- [To do]
Arrange the lines below as a numbered list, leaving out any blank lines.

** Begin **

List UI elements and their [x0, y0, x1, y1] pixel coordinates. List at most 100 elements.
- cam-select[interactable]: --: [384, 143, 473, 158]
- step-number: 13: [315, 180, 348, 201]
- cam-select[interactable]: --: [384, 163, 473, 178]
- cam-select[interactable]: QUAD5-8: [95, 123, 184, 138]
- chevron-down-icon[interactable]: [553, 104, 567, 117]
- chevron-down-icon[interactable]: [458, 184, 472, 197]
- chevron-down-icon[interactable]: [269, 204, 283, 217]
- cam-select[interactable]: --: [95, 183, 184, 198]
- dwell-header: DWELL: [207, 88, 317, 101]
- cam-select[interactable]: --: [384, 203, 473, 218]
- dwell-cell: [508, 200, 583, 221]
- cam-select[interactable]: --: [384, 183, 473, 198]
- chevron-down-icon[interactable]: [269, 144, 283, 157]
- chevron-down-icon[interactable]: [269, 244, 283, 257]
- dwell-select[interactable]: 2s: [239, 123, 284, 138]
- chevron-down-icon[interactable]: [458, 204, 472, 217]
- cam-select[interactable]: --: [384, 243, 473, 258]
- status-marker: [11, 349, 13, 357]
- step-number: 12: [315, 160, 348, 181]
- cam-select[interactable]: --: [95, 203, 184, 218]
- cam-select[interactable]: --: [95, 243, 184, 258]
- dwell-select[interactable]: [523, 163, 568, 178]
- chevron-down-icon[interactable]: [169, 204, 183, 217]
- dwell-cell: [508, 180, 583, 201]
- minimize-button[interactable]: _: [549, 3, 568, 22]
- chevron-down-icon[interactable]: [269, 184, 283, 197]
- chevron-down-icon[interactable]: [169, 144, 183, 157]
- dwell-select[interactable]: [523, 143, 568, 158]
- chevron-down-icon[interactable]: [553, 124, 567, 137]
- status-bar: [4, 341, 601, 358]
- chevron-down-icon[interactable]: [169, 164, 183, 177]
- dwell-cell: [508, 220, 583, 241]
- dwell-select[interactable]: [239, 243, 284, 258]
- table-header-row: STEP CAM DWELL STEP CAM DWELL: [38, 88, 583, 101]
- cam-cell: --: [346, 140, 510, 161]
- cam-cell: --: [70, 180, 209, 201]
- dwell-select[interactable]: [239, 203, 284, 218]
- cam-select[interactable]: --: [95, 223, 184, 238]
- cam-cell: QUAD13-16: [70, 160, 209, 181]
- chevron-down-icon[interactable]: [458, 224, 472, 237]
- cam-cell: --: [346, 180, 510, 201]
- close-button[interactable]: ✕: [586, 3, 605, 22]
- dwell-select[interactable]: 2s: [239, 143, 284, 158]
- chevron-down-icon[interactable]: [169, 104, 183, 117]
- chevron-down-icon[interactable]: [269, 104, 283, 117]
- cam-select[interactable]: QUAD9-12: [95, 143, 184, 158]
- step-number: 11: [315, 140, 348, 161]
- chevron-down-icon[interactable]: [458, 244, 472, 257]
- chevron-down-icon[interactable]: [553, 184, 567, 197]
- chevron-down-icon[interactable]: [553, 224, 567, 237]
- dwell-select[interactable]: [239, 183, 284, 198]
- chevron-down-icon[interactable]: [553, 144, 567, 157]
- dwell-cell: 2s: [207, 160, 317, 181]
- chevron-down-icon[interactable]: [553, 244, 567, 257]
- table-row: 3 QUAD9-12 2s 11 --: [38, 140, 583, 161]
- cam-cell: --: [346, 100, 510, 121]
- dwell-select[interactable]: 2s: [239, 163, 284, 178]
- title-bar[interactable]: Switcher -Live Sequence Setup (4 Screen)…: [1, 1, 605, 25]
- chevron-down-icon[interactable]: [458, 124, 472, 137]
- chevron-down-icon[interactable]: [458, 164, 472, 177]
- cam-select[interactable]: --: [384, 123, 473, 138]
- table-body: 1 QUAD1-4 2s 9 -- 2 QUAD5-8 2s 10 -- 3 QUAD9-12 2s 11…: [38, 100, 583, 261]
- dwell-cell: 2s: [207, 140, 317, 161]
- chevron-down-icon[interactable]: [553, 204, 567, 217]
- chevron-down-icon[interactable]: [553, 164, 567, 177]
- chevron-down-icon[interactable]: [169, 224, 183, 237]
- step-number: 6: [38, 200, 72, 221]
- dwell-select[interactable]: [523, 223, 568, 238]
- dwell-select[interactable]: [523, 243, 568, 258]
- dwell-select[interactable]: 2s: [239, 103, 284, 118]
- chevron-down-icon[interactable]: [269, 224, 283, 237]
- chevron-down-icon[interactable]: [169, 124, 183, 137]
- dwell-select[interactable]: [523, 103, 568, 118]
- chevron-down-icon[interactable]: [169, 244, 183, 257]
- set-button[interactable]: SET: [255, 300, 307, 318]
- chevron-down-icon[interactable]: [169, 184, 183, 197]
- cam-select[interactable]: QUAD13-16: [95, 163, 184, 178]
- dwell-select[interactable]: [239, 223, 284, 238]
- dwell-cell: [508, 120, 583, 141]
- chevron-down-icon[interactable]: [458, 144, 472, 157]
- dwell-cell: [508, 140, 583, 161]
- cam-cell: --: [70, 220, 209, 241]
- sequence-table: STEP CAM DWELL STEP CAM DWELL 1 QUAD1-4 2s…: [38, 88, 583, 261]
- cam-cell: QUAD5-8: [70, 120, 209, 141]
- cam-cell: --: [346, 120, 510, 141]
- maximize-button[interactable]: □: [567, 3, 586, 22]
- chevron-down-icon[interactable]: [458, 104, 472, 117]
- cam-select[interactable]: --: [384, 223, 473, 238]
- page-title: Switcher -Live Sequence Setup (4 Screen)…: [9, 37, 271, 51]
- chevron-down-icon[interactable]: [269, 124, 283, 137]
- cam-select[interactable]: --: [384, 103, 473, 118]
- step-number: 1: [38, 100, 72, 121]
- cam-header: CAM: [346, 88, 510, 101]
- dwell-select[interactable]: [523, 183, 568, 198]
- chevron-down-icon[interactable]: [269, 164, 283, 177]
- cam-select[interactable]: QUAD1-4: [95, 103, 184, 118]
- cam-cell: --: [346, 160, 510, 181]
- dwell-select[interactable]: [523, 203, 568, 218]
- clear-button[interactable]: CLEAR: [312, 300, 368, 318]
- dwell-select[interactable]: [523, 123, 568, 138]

** End **

- [Output below]
1. List UI elements and their [x0, y0, x1, y1] pixel coordinates. List at most 100 elements.
2. - cam-select[interactable]: --: [384, 143, 473, 158]
3. - step-number: 13: [315, 180, 348, 201]
4. - cam-select[interactable]: --: [384, 163, 473, 178]
5. - cam-select[interactable]: QUAD5-8: [95, 123, 184, 138]
6. - chevron-down-icon[interactable]: [553, 104, 567, 117]
7. - chevron-down-icon[interactable]: [458, 184, 472, 197]
8. - chevron-down-icon[interactable]: [269, 204, 283, 217]
9. - cam-select[interactable]: --: [95, 183, 184, 198]
10. - dwell-header: DWELL: [207, 88, 317, 101]
11. - cam-select[interactable]: --: [384, 203, 473, 218]
12. - dwell-cell: [508, 200, 583, 221]
13. - cam-select[interactable]: --: [384, 183, 473, 198]
14. - chevron-down-icon[interactable]: [269, 144, 283, 157]
15. - chevron-down-icon[interactable]: [269, 244, 283, 257]
16. - dwell-select[interactable]: 2s: [239, 123, 284, 138]
17. - chevron-down-icon[interactable]: [458, 204, 472, 217]
18. - cam-select[interactable]: --: [384, 243, 473, 258]
19. - status-marker: [11, 349, 13, 357]
20. - step-number: 12: [315, 160, 348, 181]
21. - cam-select[interactable]: --: [95, 203, 184, 218]
22. - cam-select[interactable]: --: [95, 243, 184, 258]
23. - dwell-select[interactable]: [523, 163, 568, 178]
24. - chevron-down-icon[interactable]: [169, 204, 183, 217]
25. - dwell-cell: [508, 180, 583, 201]
26. - minimize-button[interactable]: _: [549, 3, 568, 22]
27. - chevron-down-icon[interactable]: [269, 184, 283, 197]
28. - chevron-down-icon[interactable]: [169, 144, 183, 157]
29. - dwell-select[interactable]: [523, 143, 568, 158]
30. - chevron-down-icon[interactable]: [553, 124, 567, 137]
31. - status-bar: [4, 341, 601, 358]
32. - chevron-down-icon[interactable]: [169, 164, 183, 177]
33. - dwell-cell: [508, 220, 583, 241]
34. - dwell-select[interactable]: [239, 243, 284, 258]
35. - table-header-row: STEP CAM DWELL STEP CAM DWELL: [38, 88, 583, 101]
36. - cam-cell: --: [346, 140, 510, 161]
37. - cam-cell: --: [70, 180, 209, 201]
38. - dwell-select[interactable]: [239, 203, 284, 218]
39. - cam-select[interactable]: --: [95, 223, 184, 238]
40. - cam-cell: QUAD13-16: [70, 160, 209, 181]
41. - chevron-down-icon[interactable]: [458, 224, 472, 237]
42. - cam-cell: --: [346, 180, 510, 201]
43. - close-button[interactable]: ✕: [586, 3, 605, 22]
44. - dwell-select[interactable]: 2s: [239, 143, 284, 158]
45. - chevron-down-icon[interactable]: [169, 104, 183, 117]
46. - chevron-down-icon[interactable]: [269, 104, 283, 117]
47. - cam-select[interactable]: QUAD9-12: [95, 143, 184, 158]
48. - step-number: 11: [315, 140, 348, 161]
49. - chevron-down-icon[interactable]: [458, 244, 472, 257]
50. - chevron-down-icon[interactable]: [553, 184, 567, 197]
51. - chevron-down-icon[interactable]: [553, 224, 567, 237]
52. - dwell-select[interactable]: [239, 183, 284, 198]
53. - chevron-down-icon[interactable]: [553, 144, 567, 157]
54. - dwell-cell: 2s: [207, 160, 317, 181]
55. - chevron-down-icon[interactable]: [553, 244, 567, 257]
56. - table-row: 3 QUAD9-12 2s 11 --: [38, 140, 583, 161]
57. - cam-cell: --: [346, 100, 510, 121]
58. - dwell-select[interactable]: 2s: [239, 163, 284, 178]
59. - title-bar[interactable]: Switcher -Live Sequence Setup (4 Screen)…: [1, 1, 605, 25]
60. - chevron-down-icon[interactable]: [458, 124, 472, 137]
61. - chevron-down-icon[interactable]: [458, 164, 472, 177]
62. - cam-select[interactable]: --: [384, 123, 473, 138]
63. - table-body: 1 QUAD1-4 2s 9 -- 2 QUAD5-8 2s 10 -- 3 QUAD9-12 2s 11…: [38, 100, 583, 261]
64. - dwell-cell: 2s: [207, 140, 317, 161]
65. - chevron-down-icon[interactable]: [553, 204, 567, 217]
66. - chevron-down-icon[interactable]: [553, 164, 567, 177]
67. - chevron-down-icon[interactable]: [169, 224, 183, 237]
68. - step-number: 6: [38, 200, 72, 221]
69. - dwell-select[interactable]: [523, 223, 568, 238]
70. - dwell-select[interactable]: [523, 243, 568, 258]
71. - dwell-select[interactable]: 2s: [239, 103, 284, 118]
72. - chevron-down-icon[interactable]: [269, 224, 283, 237]
73. - chevron-down-icon[interactable]: [169, 124, 183, 137]
74. - dwell-select[interactable]: [523, 103, 568, 118]
75. - chevron-down-icon[interactable]: [169, 244, 183, 257]
76. - set-button[interactable]: SET: [255, 300, 307, 318]
77. - chevron-down-icon[interactable]: [169, 184, 183, 197]
78. - cam-select[interactable]: QUAD13-16: [95, 163, 184, 178]
79. - dwell-select[interactable]: [239, 223, 284, 238]
80. - dwell-cell: [508, 120, 583, 141]
81. - chevron-down-icon[interactable]: [458, 144, 472, 157]
82. - dwell-cell: [508, 140, 583, 161]
83. - cam-cell: --: [70, 220, 209, 241]
84. - sequence-table: STEP CAM DWELL STEP CAM DWELL 1 QUAD1-4 2s…: [38, 88, 583, 261]
85. - cam-cell: QUAD5-8: [70, 120, 209, 141]
86. - cam-cell: --: [346, 120, 510, 141]
87. - maximize-button[interactable]: □: [567, 3, 586, 22]
88. - chevron-down-icon[interactable]: [458, 104, 472, 117]
89. - cam-select[interactable]: --: [384, 223, 473, 238]
90. - page-title: Switcher -Live Sequence Setup (4 Screen)…: [9, 37, 271, 51]
91. - chevron-down-icon[interactable]: [269, 124, 283, 137]
92. - cam-select[interactable]: --: [384, 103, 473, 118]
93. - step-number: 1: [38, 100, 72, 121]
94. - cam-header: CAM: [346, 88, 510, 101]
95. - dwell-select[interactable]: [523, 183, 568, 198]
96. - chevron-down-icon[interactable]: [269, 164, 283, 177]
97. - cam-select[interactable]: QUAD1-4: [95, 103, 184, 118]
98. - cam-cell: --: [346, 160, 510, 181]
99. - dwell-select[interactable]: [523, 203, 568, 218]
100. - clear-button[interactable]: CLEAR: [312, 300, 368, 318]
101. - dwell-select[interactable]: [523, 123, 568, 138]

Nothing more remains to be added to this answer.